REQUIREMENT
Exactly reproduce each line of the listing that follows.

Records that describe figures:
▼

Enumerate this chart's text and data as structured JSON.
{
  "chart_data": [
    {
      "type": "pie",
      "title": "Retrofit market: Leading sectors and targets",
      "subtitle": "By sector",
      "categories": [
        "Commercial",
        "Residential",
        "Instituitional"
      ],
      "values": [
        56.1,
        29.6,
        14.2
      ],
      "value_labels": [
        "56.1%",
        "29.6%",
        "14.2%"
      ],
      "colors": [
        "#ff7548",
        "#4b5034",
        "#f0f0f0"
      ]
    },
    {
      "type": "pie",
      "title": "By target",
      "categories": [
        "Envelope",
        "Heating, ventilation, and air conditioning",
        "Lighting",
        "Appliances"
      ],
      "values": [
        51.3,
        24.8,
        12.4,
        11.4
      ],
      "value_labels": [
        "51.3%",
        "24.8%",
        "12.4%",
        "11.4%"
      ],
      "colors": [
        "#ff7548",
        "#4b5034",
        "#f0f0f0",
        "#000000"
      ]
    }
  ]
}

▲

TASK OUTPUT
Enumerate this chart's text and data as structured JSON.
{
  "chart_data": [
    {
      "type": "pie",
      "title": "Retrofit market: Leading sectors and targets",
      "subtitle": "By sector",
      "categories": [
        "Commercial",
        "Residential",
        "Instituitional"
      ],
      "values": [
        56.1,
        29.6,
        14.2
      ],
      "value_labels": [
        "56.1%",
        "29.6%",
        "14.2%"
      ],
      "colors": [
        "#ff7548",
        "#4b5034",
        "#f0f0f0"
      ]
    },
    {
      "type": "pie",
      "title": "By target",
      "categories": [
        "Envelope",
        "Heating, ventilation, and air conditioning",
        "Lighting",
        "Appliances"
      ],
      "values": [
        51.3,
        24.8,
        12.4,
        11.4
      ],
      "value_labels": [
        "51.3%",
        "24.8%",
        "12.4%",
        "11.4%"
      ],
      "colors": [
        "#ff7548",
        "#4b5034",
        "#f0f0f0",
        "#000000"
      ]
    }
  ]
}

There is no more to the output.